* Available records *
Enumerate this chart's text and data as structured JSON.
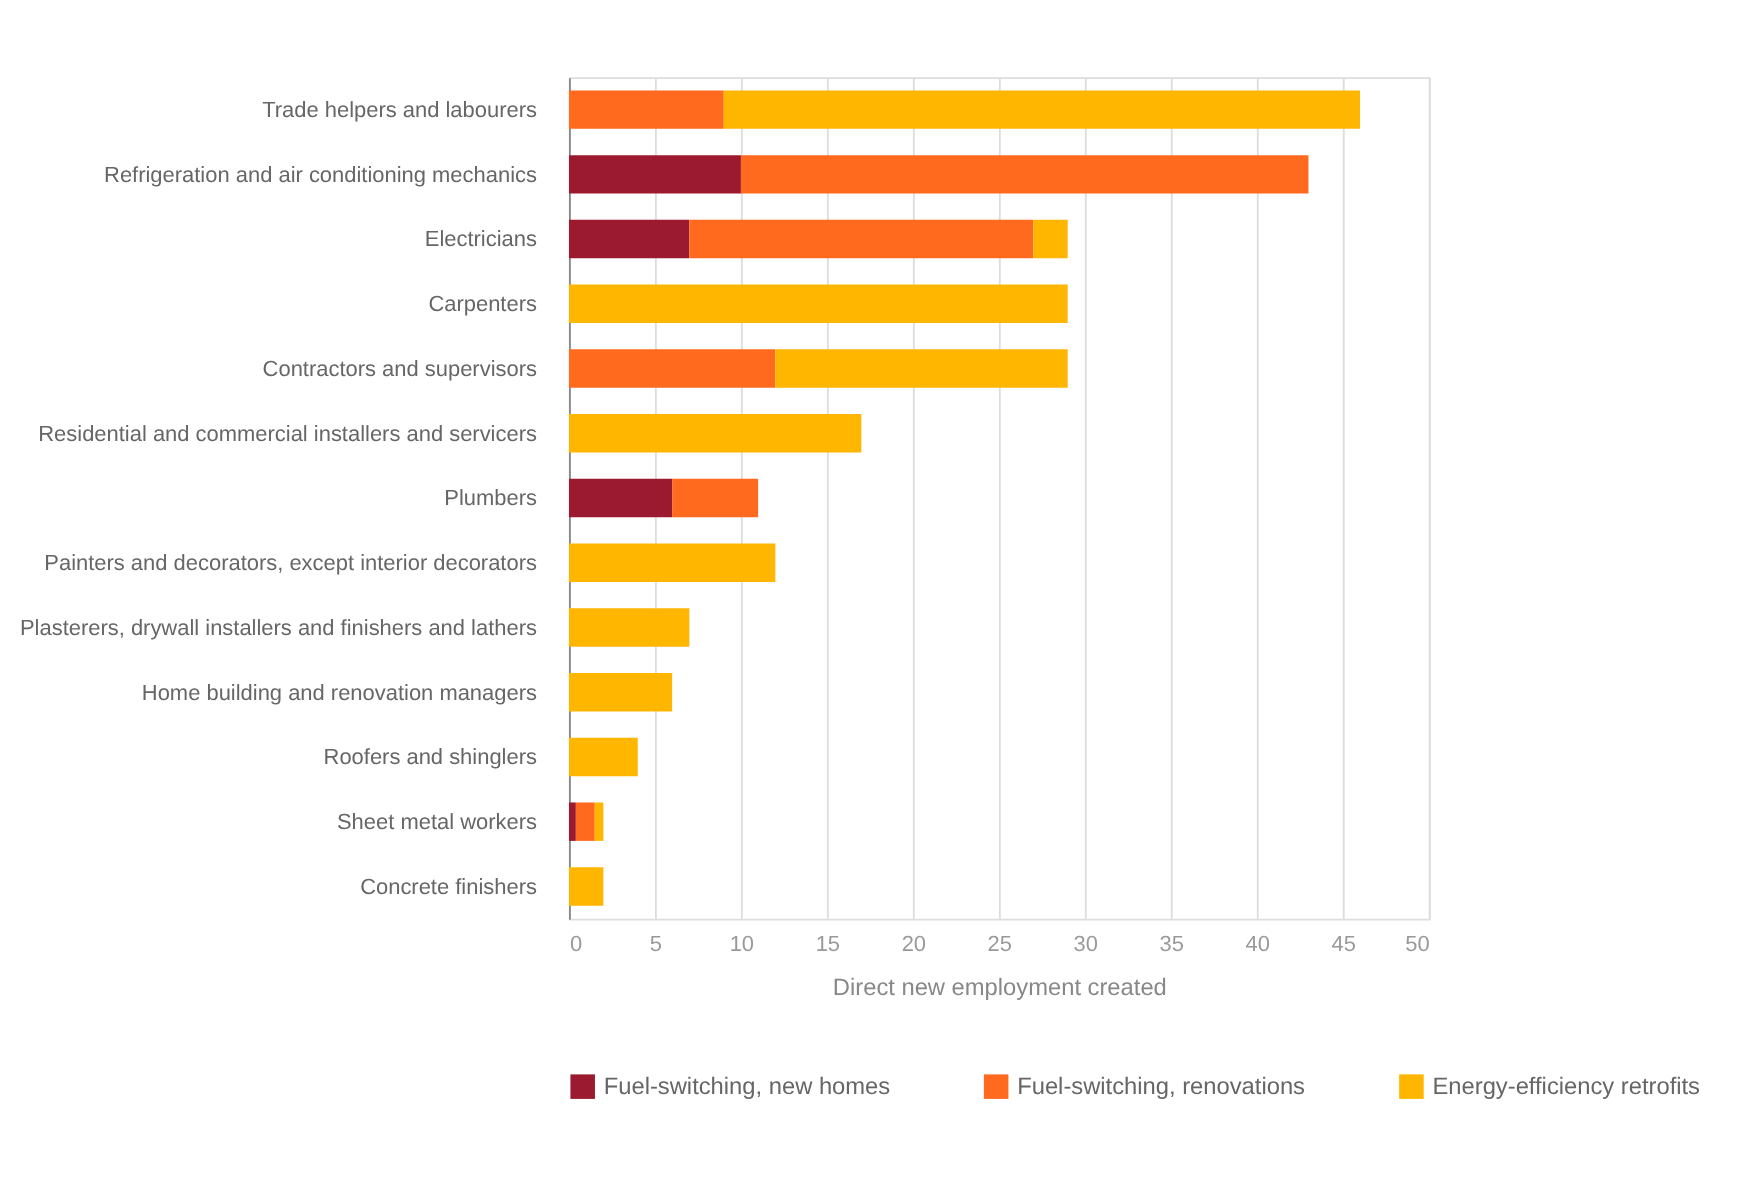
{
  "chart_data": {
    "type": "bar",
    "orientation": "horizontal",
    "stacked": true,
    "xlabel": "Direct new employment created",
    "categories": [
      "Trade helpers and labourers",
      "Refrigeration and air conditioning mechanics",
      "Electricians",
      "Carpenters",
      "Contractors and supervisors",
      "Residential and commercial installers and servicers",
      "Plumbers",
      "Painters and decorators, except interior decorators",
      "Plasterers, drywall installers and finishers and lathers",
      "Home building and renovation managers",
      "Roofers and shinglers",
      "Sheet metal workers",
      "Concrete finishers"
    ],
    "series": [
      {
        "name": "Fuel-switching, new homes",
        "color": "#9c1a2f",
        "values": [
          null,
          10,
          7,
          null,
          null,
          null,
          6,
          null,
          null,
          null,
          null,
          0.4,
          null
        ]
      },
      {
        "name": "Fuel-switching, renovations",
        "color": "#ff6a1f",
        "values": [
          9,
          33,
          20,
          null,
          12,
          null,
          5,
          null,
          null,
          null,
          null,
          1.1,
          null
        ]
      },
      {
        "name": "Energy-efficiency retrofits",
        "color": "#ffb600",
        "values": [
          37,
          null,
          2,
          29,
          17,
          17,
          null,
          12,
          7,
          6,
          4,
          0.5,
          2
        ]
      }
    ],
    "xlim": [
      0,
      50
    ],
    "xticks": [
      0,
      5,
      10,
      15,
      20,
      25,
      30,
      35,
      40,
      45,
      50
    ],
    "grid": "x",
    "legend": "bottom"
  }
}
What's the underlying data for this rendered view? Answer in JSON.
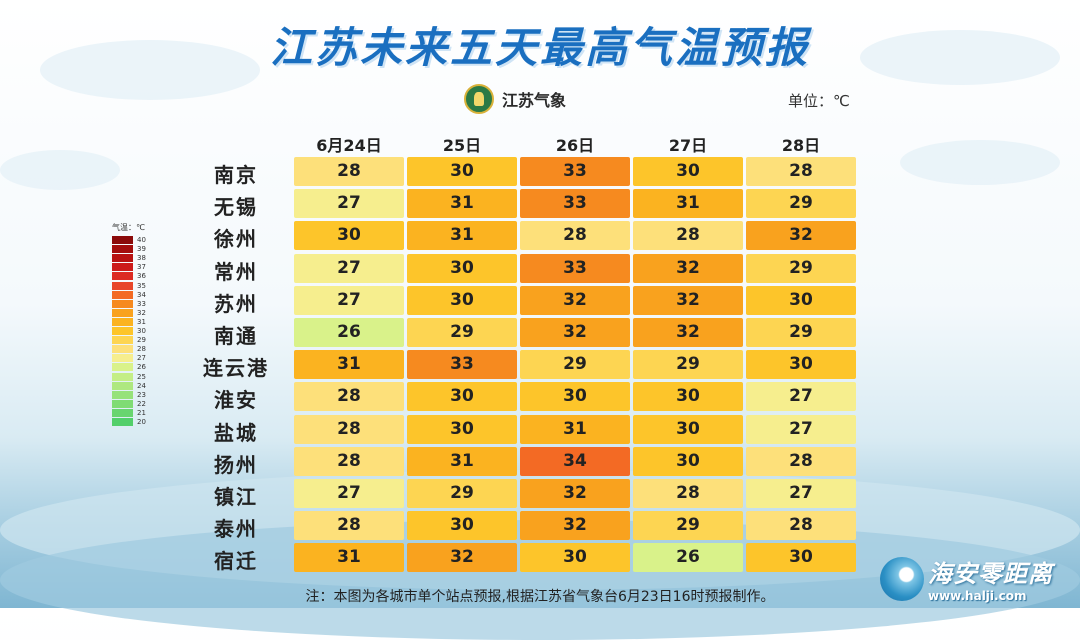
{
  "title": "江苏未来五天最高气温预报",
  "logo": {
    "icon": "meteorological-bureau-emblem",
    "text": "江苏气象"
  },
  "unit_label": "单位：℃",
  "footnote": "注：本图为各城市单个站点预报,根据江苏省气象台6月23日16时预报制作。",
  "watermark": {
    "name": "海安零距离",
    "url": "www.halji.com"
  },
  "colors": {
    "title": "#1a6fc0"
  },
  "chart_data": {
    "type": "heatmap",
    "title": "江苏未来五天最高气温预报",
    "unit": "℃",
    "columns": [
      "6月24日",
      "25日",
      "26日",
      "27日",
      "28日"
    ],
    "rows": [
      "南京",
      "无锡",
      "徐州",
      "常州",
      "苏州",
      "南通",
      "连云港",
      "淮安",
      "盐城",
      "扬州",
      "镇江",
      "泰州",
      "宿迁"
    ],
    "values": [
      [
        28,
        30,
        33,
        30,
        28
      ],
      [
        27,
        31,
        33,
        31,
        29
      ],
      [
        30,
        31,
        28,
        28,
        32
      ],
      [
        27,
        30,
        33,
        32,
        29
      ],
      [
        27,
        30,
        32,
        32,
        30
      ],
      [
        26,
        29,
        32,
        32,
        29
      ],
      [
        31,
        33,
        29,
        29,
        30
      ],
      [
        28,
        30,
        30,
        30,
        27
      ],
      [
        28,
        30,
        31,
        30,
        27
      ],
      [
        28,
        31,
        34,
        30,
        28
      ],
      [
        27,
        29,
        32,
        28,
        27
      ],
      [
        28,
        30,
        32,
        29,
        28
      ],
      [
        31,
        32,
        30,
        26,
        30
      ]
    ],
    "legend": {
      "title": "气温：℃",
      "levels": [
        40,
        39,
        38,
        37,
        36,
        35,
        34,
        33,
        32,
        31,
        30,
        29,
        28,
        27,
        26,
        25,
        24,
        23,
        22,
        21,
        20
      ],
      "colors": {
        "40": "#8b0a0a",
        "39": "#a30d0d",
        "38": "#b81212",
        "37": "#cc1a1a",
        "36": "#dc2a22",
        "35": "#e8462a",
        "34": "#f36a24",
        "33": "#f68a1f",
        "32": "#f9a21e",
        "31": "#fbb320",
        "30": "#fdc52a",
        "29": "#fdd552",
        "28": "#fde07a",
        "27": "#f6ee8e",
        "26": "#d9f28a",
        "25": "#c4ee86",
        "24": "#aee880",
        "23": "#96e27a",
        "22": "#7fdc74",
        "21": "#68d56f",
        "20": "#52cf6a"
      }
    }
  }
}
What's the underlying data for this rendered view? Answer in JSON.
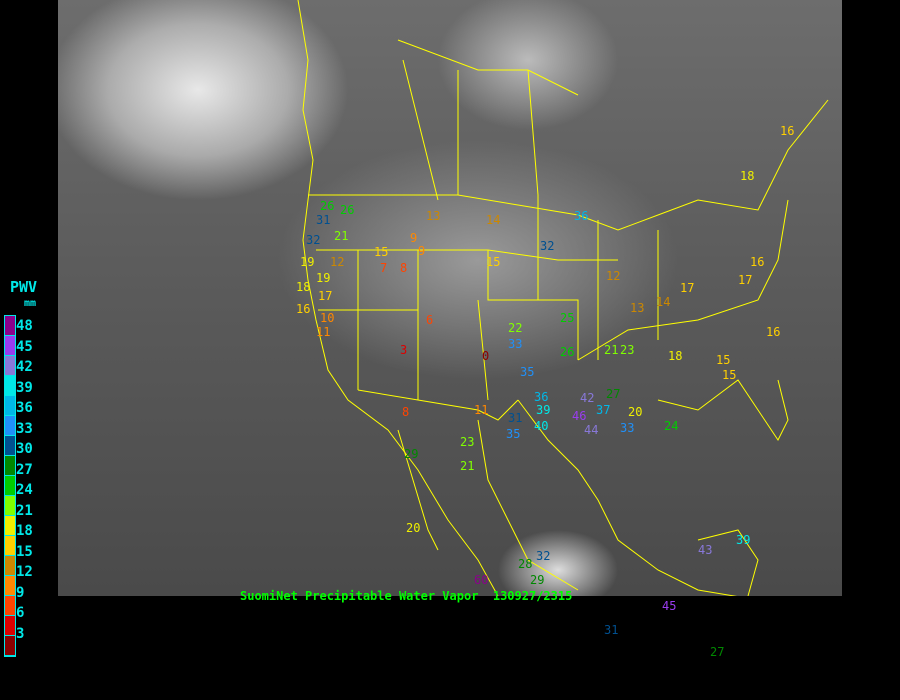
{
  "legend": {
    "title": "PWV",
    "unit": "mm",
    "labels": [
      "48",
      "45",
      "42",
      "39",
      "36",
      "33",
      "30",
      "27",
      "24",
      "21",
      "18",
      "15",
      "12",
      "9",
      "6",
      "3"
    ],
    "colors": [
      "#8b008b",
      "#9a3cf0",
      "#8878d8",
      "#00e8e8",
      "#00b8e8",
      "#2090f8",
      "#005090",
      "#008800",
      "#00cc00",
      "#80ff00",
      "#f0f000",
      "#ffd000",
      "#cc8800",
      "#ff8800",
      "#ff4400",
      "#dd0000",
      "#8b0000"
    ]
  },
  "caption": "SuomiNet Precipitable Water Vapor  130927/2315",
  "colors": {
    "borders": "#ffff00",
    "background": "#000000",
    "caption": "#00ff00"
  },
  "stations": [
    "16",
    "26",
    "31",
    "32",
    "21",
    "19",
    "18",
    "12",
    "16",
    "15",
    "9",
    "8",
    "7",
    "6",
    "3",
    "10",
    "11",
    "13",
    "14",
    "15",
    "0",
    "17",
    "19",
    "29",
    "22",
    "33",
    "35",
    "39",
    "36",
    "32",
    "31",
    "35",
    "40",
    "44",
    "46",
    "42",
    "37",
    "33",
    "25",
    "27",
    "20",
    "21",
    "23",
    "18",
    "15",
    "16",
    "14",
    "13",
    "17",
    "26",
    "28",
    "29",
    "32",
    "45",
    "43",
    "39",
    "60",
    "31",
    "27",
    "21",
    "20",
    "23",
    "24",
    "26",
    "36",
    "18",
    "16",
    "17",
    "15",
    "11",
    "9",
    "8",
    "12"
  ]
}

* Task goal *
Retype the listing exactly. Pictures do not belong in the copy.

* Problem solution *
Enumerate this chart's text and data as structured JSON.
{
  "chart_data": {
    "type": "bar",
    "orientation": "horizontal",
    "stacked": true,
    "xlabel": "Direct new employment created",
    "categories": [
      "Trade helpers and labourers",
      "Refrigeration and air conditioning mechanics",
      "Electricians",
      "Carpenters",
      "Contractors and supervisors",
      "Residential and commercial installers and servicers",
      "Plumbers",
      "Painters and decorators, except interior decorators",
      "Plasterers, drywall installers and finishers and lathers",
      "Home building and renovation managers",
      "Roofers and shinglers",
      "Sheet metal workers",
      "Concrete finishers"
    ],
    "series": [
      {
        "name": "Fuel-switching, new homes",
        "color": "#9c1a2f",
        "values": [
          null,
          10,
          7,
          null,
          null,
          null,
          6,
          null,
          null,
          null,
          null,
          0.4,
          null
        ]
      },
      {
        "name": "Fuel-switching, renovations",
        "color": "#ff6a1f",
        "values": [
          9,
          33,
          20,
          null,
          12,
          null,
          5,
          null,
          null,
          null,
          null,
          1.1,
          null
        ]
      },
      {
        "name": "Energy-efficiency retrofits",
        "color": "#ffb600",
        "values": [
          37,
          null,
          2,
          29,
          17,
          17,
          null,
          12,
          7,
          6,
          4,
          0.5,
          2
        ]
      }
    ],
    "xlim": [
      0,
      50
    ],
    "xticks": [
      0,
      5,
      10,
      15,
      20,
      25,
      30,
      35,
      40,
      45,
      50
    ],
    "grid": "x",
    "legend": "bottom"
  }
}
What's the underlying data for this rendered view? Answer in JSON.
{
  "title": "江苏未来五天最高气温预报",
  "logo": {
    "icon": "meteorological-bureau-emblem",
    "text": "江苏气象"
  },
  "unit_label": "单位：℃",
  "footnote": "注：本图为各城市单个站点预报,根据江苏省气象台6月23日16时预报制作。",
  "watermark": {
    "name": "海安零距离",
    "url": "www.halji.com"
  },
  "colors": {
    "title": "#1a6fc0"
  },
  "chart_data": {
    "type": "heatmap",
    "title": "江苏未来五天最高气温预报",
    "unit": "℃",
    "columns": [
      "6月24日",
      "25日",
      "26日",
      "27日",
      "28日"
    ],
    "rows": [
      "南京",
      "无锡",
      "徐州",
      "常州",
      "苏州",
      "南通",
      "连云港",
      "淮安",
      "盐城",
      "扬州",
      "镇江",
      "泰州",
      "宿迁"
    ],
    "values": [
      [
        28,
        30,
        33,
        30,
        28
      ],
      [
        27,
        31,
        33,
        31,
        29
      ],
      [
        30,
        31,
        28,
        28,
        32
      ],
      [
        27,
        30,
        33,
        32,
        29
      ],
      [
        27,
        30,
        32,
        32,
        30
      ],
      [
        26,
        29,
        32,
        32,
        29
      ],
      [
        31,
        33,
        29,
        29,
        30
      ],
      [
        28,
        30,
        30,
        30,
        27
      ],
      [
        28,
        30,
        31,
        30,
        27
      ],
      [
        28,
        31,
        34,
        30,
        28
      ],
      [
        27,
        29,
        32,
        28,
        27
      ],
      [
        28,
        30,
        32,
        29,
        28
      ],
      [
        31,
        32,
        30,
        26,
        30
      ]
    ],
    "legend": {
      "title": "气温：℃",
      "levels": [
        40,
        39,
        38,
        37,
        36,
        35,
        34,
        33,
        32,
        31,
        30,
        29,
        28,
        27,
        26,
        25,
        24,
        23,
        22,
        21,
        20
      ],
      "colors": {
        "40": "#8b0a0a",
        "39": "#a30d0d",
        "38": "#b81212",
        "37": "#cc1a1a",
        "36": "#dc2a22",
        "35": "#e8462a",
        "34": "#f36a24",
        "33": "#f68a1f",
        "32": "#f9a21e",
        "31": "#fbb320",
        "30": "#fdc52a",
        "29": "#fdd552",
        "28": "#fde07a",
        "27": "#f6ee8e",
        "26": "#d9f28a",
        "25": "#c4ee86",
        "24": "#aee880",
        "23": "#96e27a",
        "22": "#7fdc74",
        "21": "#68d56f",
        "20": "#52cf6a"
      }
    }
  }
}
What's the underlying data for this rendered view? Answer in JSON.
{
  "legend": {
    "title": "PWV",
    "unit": "mm",
    "labels": [
      "48",
      "45",
      "42",
      "39",
      "36",
      "33",
      "30",
      "27",
      "24",
      "21",
      "18",
      "15",
      "12",
      "9",
      "6",
      "3"
    ],
    "colors": [
      "#8b008b",
      "#9a3cf0",
      "#8878d8",
      "#00e8e8",
      "#00b8e8",
      "#2090f8",
      "#005090",
      "#008800",
      "#00cc00",
      "#80ff00",
      "#f0f000",
      "#ffd000",
      "#cc8800",
      "#ff8800",
      "#ff4400",
      "#dd0000",
      "#8b0000"
    ]
  },
  "caption": "SuomiNet Precipitable Water Vapor  130927/2315",
  "colors": {
    "borders": "#ffff00",
    "background": "#000000",
    "caption": "#00ff00"
  },
  "stations": [
    "16",
    "26",
    "31",
    "32",
    "21",
    "19",
    "18",
    "12",
    "16",
    "15",
    "9",
    "8",
    "7",
    "6",
    "3",
    "10",
    "11",
    "13",
    "14",
    "15",
    "0",
    "17",
    "19",
    "29",
    "22",
    "33",
    "35",
    "39",
    "36",
    "32",
    "31",
    "35",
    "40",
    "44",
    "46",
    "42",
    "37",
    "33",
    "25",
    "27",
    "20",
    "21",
    "23",
    "18",
    "15",
    "16",
    "14",
    "13",
    "17",
    "26",
    "28",
    "29",
    "32",
    "45",
    "43",
    "39",
    "60",
    "31",
    "27",
    "21",
    "20",
    "23",
    "24",
    "26",
    "36",
    "18",
    "16",
    "17",
    "15",
    "11",
    "9",
    "8",
    "12"
  ]
}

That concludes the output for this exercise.